— START The input —
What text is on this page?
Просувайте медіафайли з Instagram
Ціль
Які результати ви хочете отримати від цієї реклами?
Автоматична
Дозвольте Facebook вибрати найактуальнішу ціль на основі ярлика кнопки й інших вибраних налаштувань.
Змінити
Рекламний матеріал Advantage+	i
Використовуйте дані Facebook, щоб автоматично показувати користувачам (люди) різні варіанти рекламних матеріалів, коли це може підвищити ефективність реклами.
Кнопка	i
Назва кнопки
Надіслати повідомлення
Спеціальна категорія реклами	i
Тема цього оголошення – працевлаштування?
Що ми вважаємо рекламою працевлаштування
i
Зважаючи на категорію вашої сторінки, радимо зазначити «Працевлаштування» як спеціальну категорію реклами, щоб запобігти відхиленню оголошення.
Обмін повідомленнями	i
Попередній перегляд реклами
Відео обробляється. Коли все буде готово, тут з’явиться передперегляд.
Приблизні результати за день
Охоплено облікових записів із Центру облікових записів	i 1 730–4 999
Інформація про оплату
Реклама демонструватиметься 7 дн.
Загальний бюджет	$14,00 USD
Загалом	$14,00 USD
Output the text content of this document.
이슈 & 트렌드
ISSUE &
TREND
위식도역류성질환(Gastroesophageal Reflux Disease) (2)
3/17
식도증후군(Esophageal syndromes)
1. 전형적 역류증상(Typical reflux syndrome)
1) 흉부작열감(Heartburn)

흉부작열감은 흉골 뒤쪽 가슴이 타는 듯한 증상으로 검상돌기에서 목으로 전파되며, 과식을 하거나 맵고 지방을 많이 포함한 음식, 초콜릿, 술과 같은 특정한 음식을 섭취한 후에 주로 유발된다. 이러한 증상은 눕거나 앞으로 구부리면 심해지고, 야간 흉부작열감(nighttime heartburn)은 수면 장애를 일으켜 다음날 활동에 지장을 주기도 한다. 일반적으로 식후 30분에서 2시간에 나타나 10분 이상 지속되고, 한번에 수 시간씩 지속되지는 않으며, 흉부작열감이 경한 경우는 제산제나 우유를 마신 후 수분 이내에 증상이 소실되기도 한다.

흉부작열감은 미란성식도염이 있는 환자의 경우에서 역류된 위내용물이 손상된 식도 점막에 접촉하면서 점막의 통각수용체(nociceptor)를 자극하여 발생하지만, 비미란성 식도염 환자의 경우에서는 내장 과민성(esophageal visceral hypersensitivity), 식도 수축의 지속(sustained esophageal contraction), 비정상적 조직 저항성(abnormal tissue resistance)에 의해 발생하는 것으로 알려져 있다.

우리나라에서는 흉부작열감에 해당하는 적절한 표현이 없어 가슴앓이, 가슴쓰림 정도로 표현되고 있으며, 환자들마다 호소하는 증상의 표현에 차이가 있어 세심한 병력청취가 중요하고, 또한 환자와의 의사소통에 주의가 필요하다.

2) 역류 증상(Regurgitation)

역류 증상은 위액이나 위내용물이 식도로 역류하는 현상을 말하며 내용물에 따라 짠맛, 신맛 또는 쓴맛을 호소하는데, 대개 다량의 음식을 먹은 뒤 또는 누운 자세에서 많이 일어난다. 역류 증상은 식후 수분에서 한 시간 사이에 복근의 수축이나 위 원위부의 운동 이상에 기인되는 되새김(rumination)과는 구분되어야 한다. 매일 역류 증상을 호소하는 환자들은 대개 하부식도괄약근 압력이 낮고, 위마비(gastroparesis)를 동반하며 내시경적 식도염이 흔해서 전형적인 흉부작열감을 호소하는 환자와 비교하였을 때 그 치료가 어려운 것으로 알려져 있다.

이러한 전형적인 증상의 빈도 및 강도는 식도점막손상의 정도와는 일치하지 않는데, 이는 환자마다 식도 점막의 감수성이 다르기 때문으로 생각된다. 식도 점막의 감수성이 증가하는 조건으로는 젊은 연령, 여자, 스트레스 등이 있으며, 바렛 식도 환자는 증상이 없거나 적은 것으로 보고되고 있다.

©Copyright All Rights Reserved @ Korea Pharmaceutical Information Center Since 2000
— END The input —
Problem to solve:
From the data above, pick out each line containing "оголошення" and copy it.

Task response:
Тема цього оголошення – працевлаштування?
Зважаючи на категорію вашої сторінки, радимо зазначити «Працевлаштування» як спеціальну категорію реклами, щоб запобігти відхиленню оголошення.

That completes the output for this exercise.